Data shown:
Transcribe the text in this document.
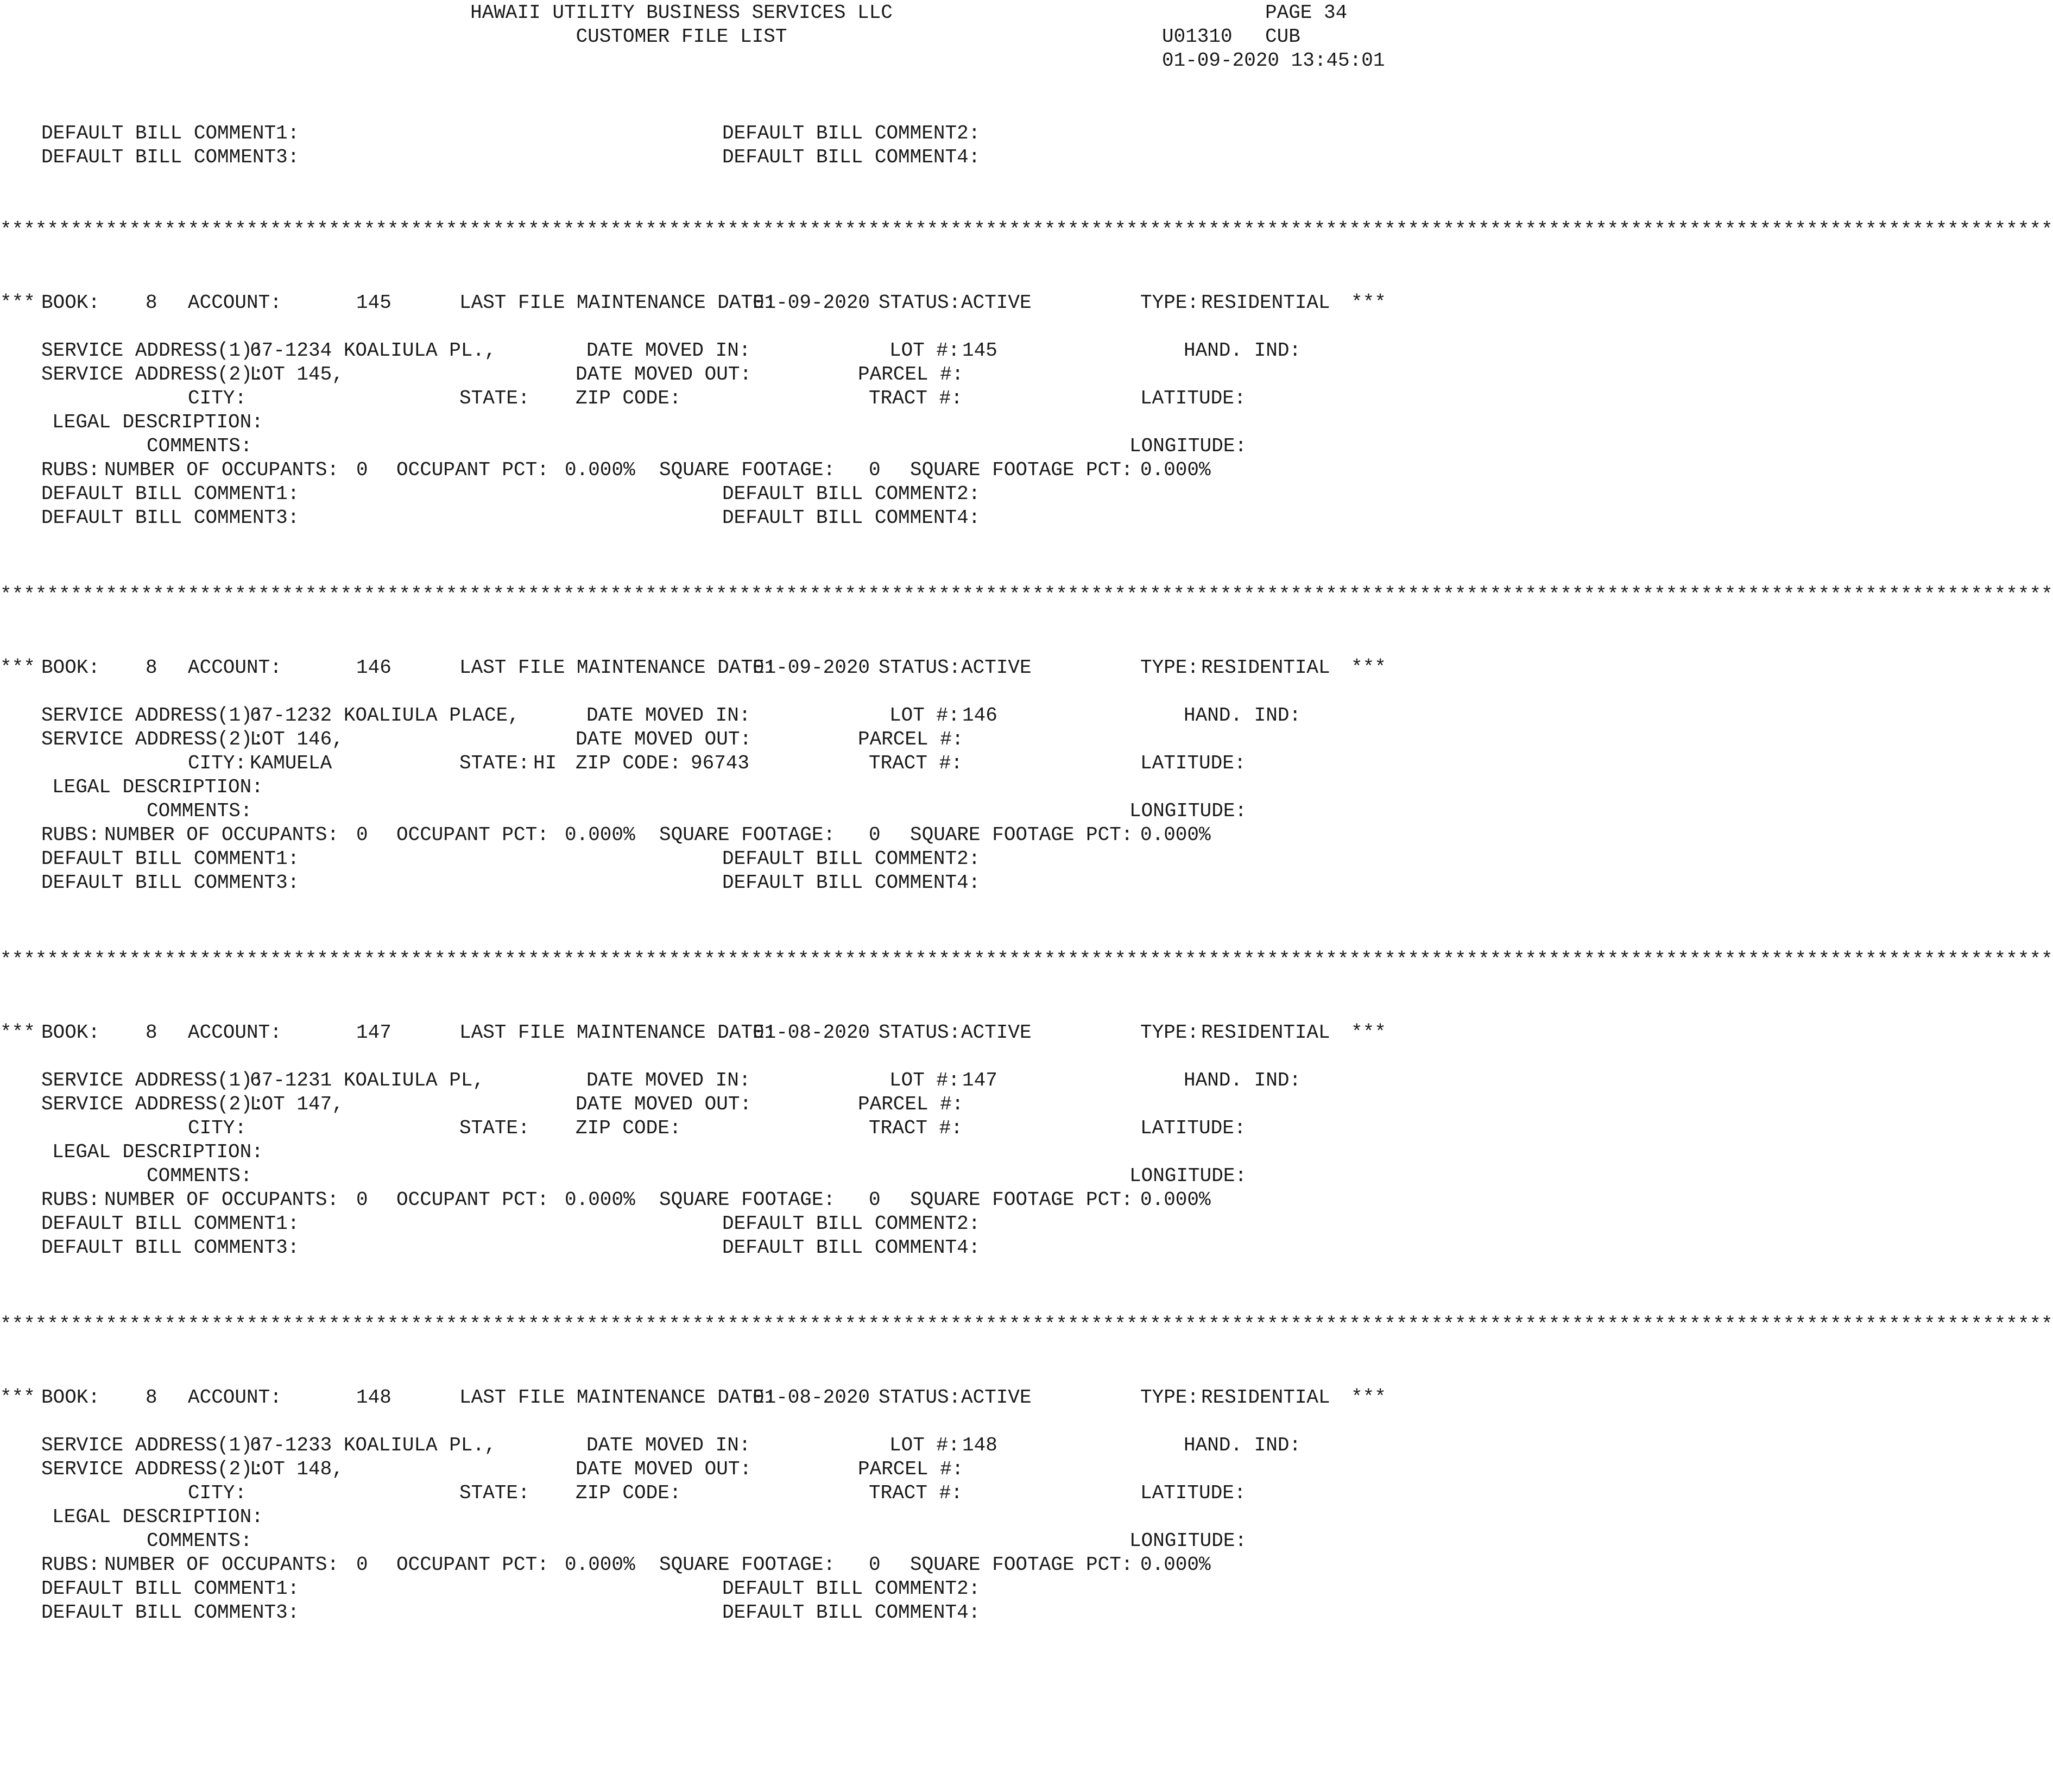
HAWAII UTILITY BUSINESS SERVICES LLC
CUSTOMER FILE LIST
PAGE 34
U01310 CUB
01-09-2020 13:45:01
DEFAULT BILL COMMENT1:	DEFAULT BILL COMMENT2:
DEFAULT BILL COMMENT3:	DEFAULT BILL COMMENT4:
*******************************************************************************************************************************************************************************
*** BOOK: 8 ACCOUNT:	145	LAST FILE MAINTENANCE DATE:
01-09-2020 STATUS: ACTIVE	TYPE: RESIDENTIAL ***
SERVICE ADDRESS(1):
67-1234 KOALIULA PL.,	DATE MOVED IN:	LOT #: 145	HAND. IND:
SERVICE ADDRESS(2):
LOT 145,	DATE MOVED OUT:	PARCEL #:
CITY:	STATE: ZIP CODE:	TRACT #:	LATITUDE:
LEGAL DESCRIPTION:
COMMENTS:	LONGITUDE:
RUBS: NUMBER OF OCCUPANTS: 0 OCCUPANT PCT: 0.000% SQUARE FOOTAGE: 0 SQUARE FOOTAGE PCT: 0.000%
DEFAULT BILL COMMENT1:	DEFAULT BILL COMMENT2:
DEFAULT BILL COMMENT3:	DEFAULT BILL COMMENT4:
*******************************************************************************************************************************************************************************
*** BOOK: 8 ACCOUNT:	146	LAST FILE MAINTENANCE DATE:
01-09-2020 STATUS: ACTIVE	TYPE: RESIDENTIAL ***
SERVICE ADDRESS(1):
67-1232 KOALIULA PLACE,	DATE MOVED IN:	LOT #: 146	HAND. IND:
SERVICE ADDRESS(2):
LOT 146,	DATE MOVED OUT:	PARCEL #:
CITY: KAMUELA	STATE: HI ZIP CODE: 96743	TRACT #:	LATITUDE:
LEGAL DESCRIPTION:
COMMENTS:	LONGITUDE:
RUBS: NUMBER OF OCCUPANTS: 0 OCCUPANT PCT: 0.000% SQUARE FOOTAGE: 0 SQUARE FOOTAGE PCT: 0.000%
DEFAULT BILL COMMENT1:	DEFAULT BILL COMMENT2:
DEFAULT BILL COMMENT3:	DEFAULT BILL COMMENT4:
*******************************************************************************************************************************************************************************
*** BOOK: 8 ACCOUNT:	147	LAST FILE MAINTENANCE DATE:
01-08-2020 STATUS: ACTIVE	TYPE: RESIDENTIAL ***
SERVICE ADDRESS(1):
67-1231 KOALIULA PL,	DATE MOVED IN:	LOT #: 147	HAND. IND:
SERVICE ADDRESS(2):
LOT 147,	DATE MOVED OUT:	PARCEL #:
CITY:	STATE: ZIP CODE:	TRACT #:	LATITUDE:
LEGAL DESCRIPTION:
COMMENTS:	LONGITUDE:
RUBS: NUMBER OF OCCUPANTS: 0 OCCUPANT PCT: 0.000% SQUARE FOOTAGE: 0 SQUARE FOOTAGE PCT: 0.000%
DEFAULT BILL COMMENT1:	DEFAULT BILL COMMENT2:
DEFAULT BILL COMMENT3:	DEFAULT BILL COMMENT4:
*******************************************************************************************************************************************************************************
*** BOOK: 8 ACCOUNT:	148	LAST FILE MAINTENANCE DATE:
01-08-2020 STATUS: ACTIVE	TYPE: RESIDENTIAL ***
SERVICE ADDRESS(1):
67-1233 KOALIULA PL.,	DATE MOVED IN:	LOT #: 148	HAND. IND:
SERVICE ADDRESS(2):
LOT 148,	DATE MOVED OUT:	PARCEL #:
CITY:	STATE: ZIP CODE:	TRACT #:	LATITUDE:
LEGAL DESCRIPTION:
COMMENTS:	LONGITUDE:
RUBS: NUMBER OF OCCUPANTS: 0 OCCUPANT PCT: 0.000% SQUARE FOOTAGE: 0 SQUARE FOOTAGE PCT: 0.000%
DEFAULT BILL COMMENT1:	DEFAULT BILL COMMENT2:
DEFAULT BILL COMMENT3:	DEFAULT BILL COMMENT4:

What to do: Reply with nothing except the number of lines in the listing above that include "MAINTENANCE".

Answer to the exercise: 4